- [Brief]
Using the data below, repeat all of it precisely.

- [Available records]
========================

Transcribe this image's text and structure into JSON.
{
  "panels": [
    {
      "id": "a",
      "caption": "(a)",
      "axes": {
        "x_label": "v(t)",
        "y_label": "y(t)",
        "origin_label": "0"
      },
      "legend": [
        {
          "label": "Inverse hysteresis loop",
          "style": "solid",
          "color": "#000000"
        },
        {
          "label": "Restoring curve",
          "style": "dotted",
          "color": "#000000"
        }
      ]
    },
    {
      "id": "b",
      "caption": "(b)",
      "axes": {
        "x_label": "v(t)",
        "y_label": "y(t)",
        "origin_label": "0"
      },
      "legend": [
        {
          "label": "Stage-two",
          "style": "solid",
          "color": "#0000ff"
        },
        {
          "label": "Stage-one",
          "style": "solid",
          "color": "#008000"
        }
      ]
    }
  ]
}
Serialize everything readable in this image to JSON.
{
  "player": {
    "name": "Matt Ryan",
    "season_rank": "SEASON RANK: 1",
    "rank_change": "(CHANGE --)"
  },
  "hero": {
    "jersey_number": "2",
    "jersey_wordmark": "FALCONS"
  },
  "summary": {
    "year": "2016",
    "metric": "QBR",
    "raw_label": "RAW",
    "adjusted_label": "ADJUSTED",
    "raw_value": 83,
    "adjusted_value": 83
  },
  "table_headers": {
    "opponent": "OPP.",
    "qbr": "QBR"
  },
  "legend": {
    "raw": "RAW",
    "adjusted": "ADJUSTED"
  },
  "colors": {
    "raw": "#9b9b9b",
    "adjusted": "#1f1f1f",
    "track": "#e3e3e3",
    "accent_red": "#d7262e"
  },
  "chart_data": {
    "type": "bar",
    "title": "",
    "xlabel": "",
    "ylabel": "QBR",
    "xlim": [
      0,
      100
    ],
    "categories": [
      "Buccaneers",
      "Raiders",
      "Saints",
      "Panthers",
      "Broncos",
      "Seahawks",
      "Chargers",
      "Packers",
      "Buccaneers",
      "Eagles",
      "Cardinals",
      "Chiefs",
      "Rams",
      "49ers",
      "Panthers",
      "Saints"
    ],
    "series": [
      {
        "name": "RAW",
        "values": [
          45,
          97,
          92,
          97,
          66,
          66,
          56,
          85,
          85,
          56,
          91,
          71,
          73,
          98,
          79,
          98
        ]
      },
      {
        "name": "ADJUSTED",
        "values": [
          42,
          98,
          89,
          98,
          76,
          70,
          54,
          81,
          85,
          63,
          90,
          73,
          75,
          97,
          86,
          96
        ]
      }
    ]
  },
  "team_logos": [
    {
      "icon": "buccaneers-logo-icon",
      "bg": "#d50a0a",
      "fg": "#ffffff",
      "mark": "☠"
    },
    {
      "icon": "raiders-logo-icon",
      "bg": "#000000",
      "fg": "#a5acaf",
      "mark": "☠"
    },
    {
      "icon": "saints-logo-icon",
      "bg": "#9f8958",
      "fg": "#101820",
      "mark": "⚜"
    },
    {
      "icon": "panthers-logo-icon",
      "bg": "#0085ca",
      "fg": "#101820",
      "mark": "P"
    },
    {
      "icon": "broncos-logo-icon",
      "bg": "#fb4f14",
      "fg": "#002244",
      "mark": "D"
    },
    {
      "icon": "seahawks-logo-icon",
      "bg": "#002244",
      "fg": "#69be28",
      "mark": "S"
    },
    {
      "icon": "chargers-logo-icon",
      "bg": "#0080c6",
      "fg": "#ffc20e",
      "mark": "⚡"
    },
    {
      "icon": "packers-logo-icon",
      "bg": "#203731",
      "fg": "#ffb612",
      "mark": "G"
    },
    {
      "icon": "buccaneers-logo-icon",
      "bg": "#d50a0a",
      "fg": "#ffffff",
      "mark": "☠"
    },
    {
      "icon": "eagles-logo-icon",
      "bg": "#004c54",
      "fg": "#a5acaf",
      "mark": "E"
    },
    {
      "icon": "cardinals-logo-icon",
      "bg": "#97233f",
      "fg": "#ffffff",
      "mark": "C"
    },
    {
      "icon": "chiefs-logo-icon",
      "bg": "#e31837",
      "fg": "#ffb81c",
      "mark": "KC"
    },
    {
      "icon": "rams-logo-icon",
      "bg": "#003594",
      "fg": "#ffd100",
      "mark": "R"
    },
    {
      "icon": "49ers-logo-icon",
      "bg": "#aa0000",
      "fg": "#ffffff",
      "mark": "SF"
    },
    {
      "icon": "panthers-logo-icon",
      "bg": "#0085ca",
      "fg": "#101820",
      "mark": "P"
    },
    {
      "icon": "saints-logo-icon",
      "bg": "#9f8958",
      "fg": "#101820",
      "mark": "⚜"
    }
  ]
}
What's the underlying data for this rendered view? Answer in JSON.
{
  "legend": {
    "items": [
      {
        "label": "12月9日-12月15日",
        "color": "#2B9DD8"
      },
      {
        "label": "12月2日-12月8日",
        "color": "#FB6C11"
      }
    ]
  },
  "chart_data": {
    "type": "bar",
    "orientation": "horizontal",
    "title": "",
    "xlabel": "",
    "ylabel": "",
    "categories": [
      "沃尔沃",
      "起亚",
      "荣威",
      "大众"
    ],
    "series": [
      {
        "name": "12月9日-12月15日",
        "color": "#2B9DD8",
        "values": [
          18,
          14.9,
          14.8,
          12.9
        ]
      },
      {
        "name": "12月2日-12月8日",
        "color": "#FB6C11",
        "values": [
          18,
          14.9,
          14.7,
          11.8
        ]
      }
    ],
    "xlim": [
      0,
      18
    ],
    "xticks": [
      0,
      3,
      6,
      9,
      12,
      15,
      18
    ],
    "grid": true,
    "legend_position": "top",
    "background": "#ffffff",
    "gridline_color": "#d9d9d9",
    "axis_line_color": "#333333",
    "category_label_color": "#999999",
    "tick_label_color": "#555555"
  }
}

========================

- [Expected answer]
Transcribe this image's text and structure into JSON.
{
  "panels": [
    {
      "id": "a",
      "caption": "(a)",
      "axes": {
        "x_label": "v(t)",
        "y_label": "y(t)",
        "origin_label": "0"
      },
      "legend": [
        {
          "label": "Inverse hysteresis loop",
          "style": "solid",
          "color": "#000000"
        },
        {
          "label": "Restoring curve",
          "style": "dotted",
          "color": "#000000"
        }
      ]
    },
    {
      "id": "b",
      "caption": "(b)",
      "axes": {
        "x_label": "v(t)",
        "y_label": "y(t)",
        "origin_label": "0"
      },
      "legend": [
        {
          "label": "Stage-two",
          "style": "solid",
          "color": "#0000ff"
        },
        {
          "label": "Stage-one",
          "style": "solid",
          "color": "#008000"
        }
      ]
    }
  ]
}
Serialize everything readable in this image to JSON.
{
  "player": {
    "name": "Matt Ryan",
    "season_rank": "SEASON RANK: 1",
    "rank_change": "(CHANGE --)"
  },
  "hero": {
    "jersey_number": "2",
    "jersey_wordmark": "FALCONS"
  },
  "summary": {
    "year": "2016",
    "metric": "QBR",
    "raw_label": "RAW",
    "adjusted_label": "ADJUSTED",
    "raw_value": 83,
    "adjusted_value": 83
  },
  "table_headers": {
    "opponent": "OPP.",
    "qbr": "QBR"
  },
  "legend": {
    "raw": "RAW",
    "adjusted": "ADJUSTED"
  },
  "colors": {
    "raw": "#9b9b9b",
    "adjusted": "#1f1f1f",
    "track": "#e3e3e3",
    "accent_red": "#d7262e"
  },
  "chart_data": {
    "type": "bar",
    "title": "",
    "xlabel": "",
    "ylabel": "QBR",
    "xlim": [
      0,
      100
    ],
    "categories": [
      "Buccaneers",
      "Raiders",
      "Saints",
      "Panthers",
      "Broncos",
      "Seahawks",
      "Chargers",
      "Packers",
      "Buccaneers",
      "Eagles",
      "Cardinals",
      "Chiefs",
      "Rams",
      "49ers",
      "Panthers",
      "Saints"
    ],
    "series": [
      {
        "name": "RAW",
        "values": [
          45,
          97,
          92,
          97,
          66,
          66,
          56,
          85,
          85,
          56,
          91,
          71,
          73,
          98,
          79,
          98
        ]
      },
      {
        "name": "ADJUSTED",
        "values": [
          42,
          98,
          89,
          98,
          76,
          70,
          54,
          81,
          85,
          63,
          90,
          73,
          75,
          97,
          86,
          96
        ]
      }
    ]
  },
  "team_logos": [
    {
      "icon": "buccaneers-logo-icon",
      "bg": "#d50a0a",
      "fg": "#ffffff",
      "mark": "☠"
    },
    {
      "icon": "raiders-logo-icon",
      "bg": "#000000",
      "fg": "#a5acaf",
      "mark": "☠"
    },
    {
      "icon": "saints-logo-icon",
      "bg": "#9f8958",
      "fg": "#101820",
      "mark": "⚜"
    },
    {
      "icon": "panthers-logo-icon",
      "bg": "#0085ca",
      "fg": "#101820",
      "mark": "P"
    },
    {
      "icon": "broncos-logo-icon",
      "bg": "#fb4f14",
      "fg": "#002244",
      "mark": "D"
    },
    {
      "icon": "seahawks-logo-icon",
      "bg": "#002244",
      "fg": "#69be28",
      "mark": "S"
    },
    {
      "icon": "chargers-logo-icon",
      "bg": "#0080c6",
      "fg": "#ffc20e",
      "mark": "⚡"
    },
    {
      "icon": "packers-logo-icon",
      "bg": "#203731",
      "fg": "#ffb612",
      "mark": "G"
    },
    {
      "icon": "buccaneers-logo-icon",
      "bg": "#d50a0a",
      "fg": "#ffffff",
      "mark": "☠"
    },
    {
      "icon": "eagles-logo-icon",
      "bg": "#004c54",
      "fg": "#a5acaf",
      "mark": "E"
    },
    {
      "icon": "cardinals-logo-icon",
      "bg": "#97233f",
      "fg": "#ffffff",
      "mark": "C"
    },
    {
      "icon": "chiefs-logo-icon",
      "bg": "#e31837",
      "fg": "#ffb81c",
      "mark": "KC"
    },
    {
      "icon": "rams-logo-icon",
      "bg": "#003594",
      "fg": "#ffd100",
      "mark": "R"
    },
    {
      "icon": "49ers-logo-icon",
      "bg": "#aa0000",
      "fg": "#ffffff",
      "mark": "SF"
    },
    {
      "icon": "panthers-logo-icon",
      "bg": "#0085ca",
      "fg": "#101820",
      "mark": "P"
    },
    {
      "icon": "saints-logo-icon",
      "bg": "#9f8958",
      "fg": "#101820",
      "mark": "⚜"
    }
  ]
}
What's the underlying data for this rendered view? Answer in JSON.
{
  "legend": {
    "items": [
      {
        "label": "12月9日-12月15日",
        "color": "#2B9DD8"
      },
      {
        "label": "12月2日-12月8日",
        "color": "#FB6C11"
      }
    ]
  },
  "chart_data": {
    "type": "bar",
    "orientation": "horizontal",
    "title": "",
    "xlabel": "",
    "ylabel": "",
    "categories": [
      "沃尔沃",
      "起亚",
      "荣威",
      "大众"
    ],
    "series": [
      {
        "name": "12月9日-12月15日",
        "color": "#2B9DD8",
        "values": [
          18,
          14.9,
          14.8,
          12.9
        ]
      },
      {
        "name": "12月2日-12月8日",
        "color": "#FB6C11",
        "values": [
          18,
          14.9,
          14.7,
          11.8
        ]
      }
    ],
    "xlim": [
      0,
      18
    ],
    "xticks": [
      0,
      3,
      6,
      9,
      12,
      15,
      18
    ],
    "grid": true,
    "legend_position": "top",
    "background": "#ffffff",
    "gridline_color": "#d9d9d9",
    "axis_line_color": "#333333",
    "category_label_color": "#999999",
    "tick_label_color": "#555555"
  }
}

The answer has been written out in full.